▶ _OBJECTIVE_:
Copy out each line containing "York" from the entries below.

▶ _EXCERPTED DATA_:
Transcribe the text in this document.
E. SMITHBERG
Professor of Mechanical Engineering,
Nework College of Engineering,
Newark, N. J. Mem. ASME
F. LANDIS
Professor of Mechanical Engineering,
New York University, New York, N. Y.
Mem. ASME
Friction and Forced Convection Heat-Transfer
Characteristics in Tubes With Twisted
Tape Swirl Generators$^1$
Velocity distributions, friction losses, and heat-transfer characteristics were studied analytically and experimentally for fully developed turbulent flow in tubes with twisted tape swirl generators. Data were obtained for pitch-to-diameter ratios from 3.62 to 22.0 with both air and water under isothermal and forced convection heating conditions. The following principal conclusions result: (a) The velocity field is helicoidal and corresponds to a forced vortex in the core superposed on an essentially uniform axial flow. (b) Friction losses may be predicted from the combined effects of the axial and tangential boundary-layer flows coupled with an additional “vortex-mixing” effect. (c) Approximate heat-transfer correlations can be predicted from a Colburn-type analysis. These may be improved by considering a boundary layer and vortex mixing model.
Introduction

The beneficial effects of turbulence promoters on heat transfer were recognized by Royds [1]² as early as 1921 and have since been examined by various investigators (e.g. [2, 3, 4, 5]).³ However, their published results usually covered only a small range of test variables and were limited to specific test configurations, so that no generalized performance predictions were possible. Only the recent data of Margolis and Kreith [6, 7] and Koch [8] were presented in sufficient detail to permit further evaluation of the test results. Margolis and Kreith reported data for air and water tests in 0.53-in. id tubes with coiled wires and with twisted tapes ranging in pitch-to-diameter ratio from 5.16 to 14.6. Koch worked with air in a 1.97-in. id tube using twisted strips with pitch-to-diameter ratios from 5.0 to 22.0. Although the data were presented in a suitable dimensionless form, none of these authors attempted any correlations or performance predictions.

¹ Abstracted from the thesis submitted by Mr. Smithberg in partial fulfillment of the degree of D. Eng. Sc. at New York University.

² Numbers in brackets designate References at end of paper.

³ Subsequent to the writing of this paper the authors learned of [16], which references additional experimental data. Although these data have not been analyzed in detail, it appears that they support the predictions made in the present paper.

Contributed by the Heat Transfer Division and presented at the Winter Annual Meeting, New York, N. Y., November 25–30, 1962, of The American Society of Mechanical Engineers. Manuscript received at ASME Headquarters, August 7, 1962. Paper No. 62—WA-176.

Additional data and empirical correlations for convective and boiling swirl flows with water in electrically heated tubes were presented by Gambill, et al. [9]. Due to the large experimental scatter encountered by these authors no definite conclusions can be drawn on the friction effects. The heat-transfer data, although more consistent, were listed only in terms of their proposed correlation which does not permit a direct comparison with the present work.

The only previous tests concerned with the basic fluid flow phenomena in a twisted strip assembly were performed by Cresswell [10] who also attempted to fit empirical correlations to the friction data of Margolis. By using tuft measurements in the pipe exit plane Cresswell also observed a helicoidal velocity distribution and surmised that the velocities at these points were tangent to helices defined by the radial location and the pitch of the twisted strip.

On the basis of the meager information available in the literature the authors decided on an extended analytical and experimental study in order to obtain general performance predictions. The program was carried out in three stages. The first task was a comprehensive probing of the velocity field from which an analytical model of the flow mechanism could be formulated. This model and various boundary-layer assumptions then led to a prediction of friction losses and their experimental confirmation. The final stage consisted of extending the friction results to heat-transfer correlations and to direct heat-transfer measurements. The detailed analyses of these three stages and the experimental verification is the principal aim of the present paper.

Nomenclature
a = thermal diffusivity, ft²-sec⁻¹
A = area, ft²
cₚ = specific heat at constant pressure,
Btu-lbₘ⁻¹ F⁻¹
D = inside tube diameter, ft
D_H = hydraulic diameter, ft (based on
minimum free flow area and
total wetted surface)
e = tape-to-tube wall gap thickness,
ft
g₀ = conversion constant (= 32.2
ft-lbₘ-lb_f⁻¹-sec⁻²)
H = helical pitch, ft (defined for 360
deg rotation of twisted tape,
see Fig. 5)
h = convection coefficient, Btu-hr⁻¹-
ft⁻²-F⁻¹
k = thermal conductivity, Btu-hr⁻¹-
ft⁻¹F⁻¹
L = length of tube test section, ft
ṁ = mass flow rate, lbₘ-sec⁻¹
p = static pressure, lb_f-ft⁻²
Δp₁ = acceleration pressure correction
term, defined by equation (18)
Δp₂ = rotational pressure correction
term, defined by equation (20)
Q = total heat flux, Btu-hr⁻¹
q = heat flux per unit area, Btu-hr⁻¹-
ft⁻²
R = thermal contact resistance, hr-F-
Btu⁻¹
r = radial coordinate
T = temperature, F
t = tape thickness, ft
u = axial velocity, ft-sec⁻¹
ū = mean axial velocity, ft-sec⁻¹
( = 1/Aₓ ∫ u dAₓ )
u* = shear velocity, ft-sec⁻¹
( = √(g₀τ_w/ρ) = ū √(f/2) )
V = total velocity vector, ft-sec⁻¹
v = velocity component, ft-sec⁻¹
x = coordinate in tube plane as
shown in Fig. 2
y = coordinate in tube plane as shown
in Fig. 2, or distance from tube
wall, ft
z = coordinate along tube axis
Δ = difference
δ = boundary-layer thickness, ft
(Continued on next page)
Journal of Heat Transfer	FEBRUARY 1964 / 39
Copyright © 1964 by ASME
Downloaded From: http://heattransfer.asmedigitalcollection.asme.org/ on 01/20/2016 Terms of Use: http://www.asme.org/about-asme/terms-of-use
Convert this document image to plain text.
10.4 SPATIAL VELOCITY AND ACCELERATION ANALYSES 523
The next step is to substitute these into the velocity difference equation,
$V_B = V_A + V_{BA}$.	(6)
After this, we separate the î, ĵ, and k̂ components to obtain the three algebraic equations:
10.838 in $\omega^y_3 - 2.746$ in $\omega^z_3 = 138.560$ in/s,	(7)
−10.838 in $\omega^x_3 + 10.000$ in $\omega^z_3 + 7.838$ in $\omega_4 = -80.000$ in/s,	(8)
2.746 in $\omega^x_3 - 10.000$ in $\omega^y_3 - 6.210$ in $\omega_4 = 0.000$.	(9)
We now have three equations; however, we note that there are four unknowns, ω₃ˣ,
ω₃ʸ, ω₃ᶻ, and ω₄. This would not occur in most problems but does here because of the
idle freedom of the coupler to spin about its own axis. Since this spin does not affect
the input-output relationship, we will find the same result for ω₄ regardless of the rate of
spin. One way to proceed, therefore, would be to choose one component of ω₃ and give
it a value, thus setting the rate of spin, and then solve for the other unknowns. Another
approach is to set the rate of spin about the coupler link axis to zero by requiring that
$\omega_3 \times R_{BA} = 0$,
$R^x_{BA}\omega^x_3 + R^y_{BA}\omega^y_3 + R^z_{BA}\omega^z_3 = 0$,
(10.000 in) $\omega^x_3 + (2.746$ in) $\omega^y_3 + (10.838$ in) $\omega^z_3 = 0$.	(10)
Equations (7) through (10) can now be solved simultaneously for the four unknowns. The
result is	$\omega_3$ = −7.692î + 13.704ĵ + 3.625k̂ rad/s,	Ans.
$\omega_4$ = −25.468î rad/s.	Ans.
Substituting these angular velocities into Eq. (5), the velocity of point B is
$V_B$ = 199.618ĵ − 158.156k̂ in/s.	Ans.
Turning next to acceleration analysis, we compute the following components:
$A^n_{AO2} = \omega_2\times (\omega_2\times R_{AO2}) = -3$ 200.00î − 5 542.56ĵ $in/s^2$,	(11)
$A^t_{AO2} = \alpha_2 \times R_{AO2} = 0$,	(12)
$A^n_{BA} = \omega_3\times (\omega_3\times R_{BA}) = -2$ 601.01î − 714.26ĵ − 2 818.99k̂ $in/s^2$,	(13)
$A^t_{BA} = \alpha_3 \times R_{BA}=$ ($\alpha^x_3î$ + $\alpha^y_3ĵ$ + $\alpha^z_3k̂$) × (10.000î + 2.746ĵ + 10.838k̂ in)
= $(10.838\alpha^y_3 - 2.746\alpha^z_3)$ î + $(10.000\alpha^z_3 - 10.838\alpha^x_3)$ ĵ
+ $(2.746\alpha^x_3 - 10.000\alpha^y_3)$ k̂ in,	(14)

▶ _CORRECT OUTPUT_:
New York University, New York, N. Y.
¹ Abstracted from the thesis submitted by Mr. Smithberg in partial fulfillment of the degree of D. Eng. Sc. at New York University.
Contributed by the Heat Transfer Division and presented at the Winter Annual Meeting, New York, N. Y., November 25–30, 1962, of The American Society of Mechanical Engineers. Manuscript received at ASME Headquarters, August 7, 1962. Paper No. 62—WA-176.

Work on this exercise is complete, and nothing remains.